- EXCERPT TO READ
********************

Hope this solves your problem

br
Günter

Dear Gunter,

I have already added pbs_scp=/bin/scp on my master node and compute node.
below are the details

Master:

cat /etc/pbs.conf

PBS_EXEC=/share/apps/platform/pbs
PBS_HOME=/var/spool/pbs
PBS_SERVER=master
PBS_START_SERVER=1
PBS_START_SCHED=1
PBS_START_COMM=1
PBS_START_MOM=1
PBS_CORE_LIMIT=unlimited
PBS_SCP=/bin/scp
PBS_RCP=/bin/false
PBS_SCP=/usr/bin/scp
PBS_RSHCOMMAND=/usr/bin/ssh

Node01:

cat /etc/pbs.conf

PBS_EXEC=/opt/pbs
PBS_HOME=/var/spool/pbs
PBS_SERVER=master
PBS_START_SERVER=0
PBS_START_SCHED=0
PBS_START_COMM=0
PBS_START_MOM=1
PBS_CORE_LIMIT=unlimited
PBS_SCP=/bin/scp
PBS_RCP=/bin/false
PBS_SCP=/usr/bin/scp
PBS_RSHCOMMAND=/usr/bin/ssh

Please let me know need any changes … so that we can able to resolve this problem.

Regards,
Zain

Dear Zain,

I still think that the -t option somehow causes the problem, the corresponding

command is given in your mom log file, i.e.

********************

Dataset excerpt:
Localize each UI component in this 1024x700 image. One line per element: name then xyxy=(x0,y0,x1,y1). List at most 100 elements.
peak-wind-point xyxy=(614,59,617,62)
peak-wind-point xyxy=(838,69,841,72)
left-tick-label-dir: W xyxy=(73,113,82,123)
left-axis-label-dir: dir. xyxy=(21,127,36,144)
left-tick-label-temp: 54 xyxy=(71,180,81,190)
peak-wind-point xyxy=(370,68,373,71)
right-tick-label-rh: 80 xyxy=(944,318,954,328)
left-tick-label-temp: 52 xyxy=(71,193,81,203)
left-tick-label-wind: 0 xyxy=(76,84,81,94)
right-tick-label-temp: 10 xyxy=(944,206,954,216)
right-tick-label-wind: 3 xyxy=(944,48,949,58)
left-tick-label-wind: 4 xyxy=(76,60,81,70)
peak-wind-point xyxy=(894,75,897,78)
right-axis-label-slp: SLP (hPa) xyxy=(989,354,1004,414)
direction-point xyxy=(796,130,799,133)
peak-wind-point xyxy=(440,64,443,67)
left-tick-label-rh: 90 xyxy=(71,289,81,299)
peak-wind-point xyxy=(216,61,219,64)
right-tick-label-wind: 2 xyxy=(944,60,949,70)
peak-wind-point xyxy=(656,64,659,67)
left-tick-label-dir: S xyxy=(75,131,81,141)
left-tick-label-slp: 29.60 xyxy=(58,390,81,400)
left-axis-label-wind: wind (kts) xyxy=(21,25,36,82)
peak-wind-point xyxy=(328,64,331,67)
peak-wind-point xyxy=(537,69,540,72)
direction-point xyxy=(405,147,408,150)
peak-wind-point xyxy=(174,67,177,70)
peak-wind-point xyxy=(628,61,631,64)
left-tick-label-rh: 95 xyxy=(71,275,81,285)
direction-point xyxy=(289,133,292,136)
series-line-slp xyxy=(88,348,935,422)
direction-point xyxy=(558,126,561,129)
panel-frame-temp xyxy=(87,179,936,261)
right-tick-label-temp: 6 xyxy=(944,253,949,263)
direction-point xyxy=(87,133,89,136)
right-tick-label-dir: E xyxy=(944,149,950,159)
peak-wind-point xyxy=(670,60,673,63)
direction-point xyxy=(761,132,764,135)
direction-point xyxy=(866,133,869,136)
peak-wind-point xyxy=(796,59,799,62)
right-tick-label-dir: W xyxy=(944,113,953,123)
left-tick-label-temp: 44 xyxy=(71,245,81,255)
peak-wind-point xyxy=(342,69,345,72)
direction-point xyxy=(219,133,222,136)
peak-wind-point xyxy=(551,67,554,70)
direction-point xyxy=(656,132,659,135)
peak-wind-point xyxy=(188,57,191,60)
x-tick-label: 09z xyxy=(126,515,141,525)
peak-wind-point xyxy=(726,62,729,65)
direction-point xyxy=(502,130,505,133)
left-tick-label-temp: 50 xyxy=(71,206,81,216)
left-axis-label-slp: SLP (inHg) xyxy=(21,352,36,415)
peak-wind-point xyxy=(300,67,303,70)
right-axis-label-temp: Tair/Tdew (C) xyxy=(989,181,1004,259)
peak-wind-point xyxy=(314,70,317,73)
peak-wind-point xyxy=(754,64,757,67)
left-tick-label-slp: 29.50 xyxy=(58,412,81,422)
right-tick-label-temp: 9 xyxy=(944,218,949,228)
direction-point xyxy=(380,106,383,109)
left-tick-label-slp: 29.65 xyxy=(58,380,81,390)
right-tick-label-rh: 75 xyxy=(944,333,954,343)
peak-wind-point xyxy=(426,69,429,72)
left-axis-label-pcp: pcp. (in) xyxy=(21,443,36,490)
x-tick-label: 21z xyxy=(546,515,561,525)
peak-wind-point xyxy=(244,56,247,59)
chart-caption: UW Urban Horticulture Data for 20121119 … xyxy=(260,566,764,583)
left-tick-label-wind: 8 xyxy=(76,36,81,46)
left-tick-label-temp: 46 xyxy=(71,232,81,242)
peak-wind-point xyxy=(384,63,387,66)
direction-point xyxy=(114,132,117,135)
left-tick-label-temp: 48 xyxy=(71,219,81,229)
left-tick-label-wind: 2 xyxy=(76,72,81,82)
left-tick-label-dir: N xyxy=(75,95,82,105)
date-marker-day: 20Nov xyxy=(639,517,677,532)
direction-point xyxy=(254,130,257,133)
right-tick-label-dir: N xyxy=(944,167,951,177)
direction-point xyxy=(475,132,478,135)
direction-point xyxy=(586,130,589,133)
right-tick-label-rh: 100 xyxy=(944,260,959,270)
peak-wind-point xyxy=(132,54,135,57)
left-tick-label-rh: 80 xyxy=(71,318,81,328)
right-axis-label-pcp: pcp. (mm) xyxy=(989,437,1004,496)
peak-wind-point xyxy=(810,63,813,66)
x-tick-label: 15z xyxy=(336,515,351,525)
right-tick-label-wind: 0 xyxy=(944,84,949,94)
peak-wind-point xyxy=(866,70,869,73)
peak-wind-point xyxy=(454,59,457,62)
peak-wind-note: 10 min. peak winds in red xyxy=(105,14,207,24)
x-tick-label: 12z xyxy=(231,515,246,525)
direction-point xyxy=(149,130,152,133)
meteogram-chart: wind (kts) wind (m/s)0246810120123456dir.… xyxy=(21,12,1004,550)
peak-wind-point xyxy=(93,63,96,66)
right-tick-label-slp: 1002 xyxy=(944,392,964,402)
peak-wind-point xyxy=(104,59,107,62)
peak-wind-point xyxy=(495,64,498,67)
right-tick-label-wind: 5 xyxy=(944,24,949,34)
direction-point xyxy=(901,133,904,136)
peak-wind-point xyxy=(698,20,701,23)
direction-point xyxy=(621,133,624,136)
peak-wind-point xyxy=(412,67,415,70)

********************

- EXERCISES TO COMPLETE
[1] Rewrite the entries as a numbered list, starting with the first entry and going on through the line with "left-tick-label-temp: 52 xyxy=(71,193,81,203)". Leave out any blank lines.
[2] Extend the forum thread about the PBS configuration, picking up right after its last line.
The text and the entries were taken from separate sources.

- EXPECTED OUTPUTS
[1]
1. Localize each UI component in this 1024x700 image. One line per element: name then xyxy=(x0,y0,x1,y1). List at most 100 elements.
2. peak-wind-point xyxy=(614,59,617,62)
3. peak-wind-point xyxy=(838,69,841,72)
4. left-tick-label-dir: W xyxy=(73,113,82,123)
5. left-axis-label-dir: dir. xyxy=(21,127,36,144)
6. left-tick-label-temp: 54 xyxy=(71,180,81,190)
7. peak-wind-point xyxy=(370,68,373,71)
8. right-tick-label-rh: 80 xyxy=(944,318,954,328)
9. left-tick-label-temp: 52 xyxy=(71,193,81,203)

[2]
scp -v -r -p -t /home/pbsdata/STDIN.o18

To verify I performed the following in any directory on a PBS server

touch test.txt

scp -v -r -p -t test.txt /home/bachlerg

scp: ambiguous target

scp -v -r -p test.txt /home/bachlerg

Executing: cp -r -p – test.txt /home/bachlerg

The question arises why PBS is using the -t option to return the o-file into the

job directory ?

Hope you find somebody who can explain that

Br

Günter

image001.jpg

Hi,

this is from pbspro ce 19.1.1 version specific or any scp/ssh related versions causing this “ambiguus target”. can’t we remove “t” option from related config file.

Else this is from password-less connection between pbsdata@master and pbsdata@node01 (here i have created pbsdata user at Master and node01 nodes)

Please guide me on this.

Regards,
Zain

zain, could you please create a wrapper script /usr/bin/scp.sh and use this wrapper script in the /etc/pbs.conf against PBS_SCP=/usr/bin/scp.sh and restart the pbs services

scp.sh will filter out the arguments that is not required and pass only your customised arguments

#!/bin/bash
#This scp.sh file is saved in /usr/bin/scp.sh
#in the /etc/pbs.conf of PBS Server and PBS Moms
#update this line PBS_SCP=/usr/bin/scp.sh
#restart the PBS Services on server node and compute node

for i in “$@”
do

if [ “$i” != “-t” ]
then
cmd+=$i" "
fi
done
echo “/usr/bin/scp $cmd”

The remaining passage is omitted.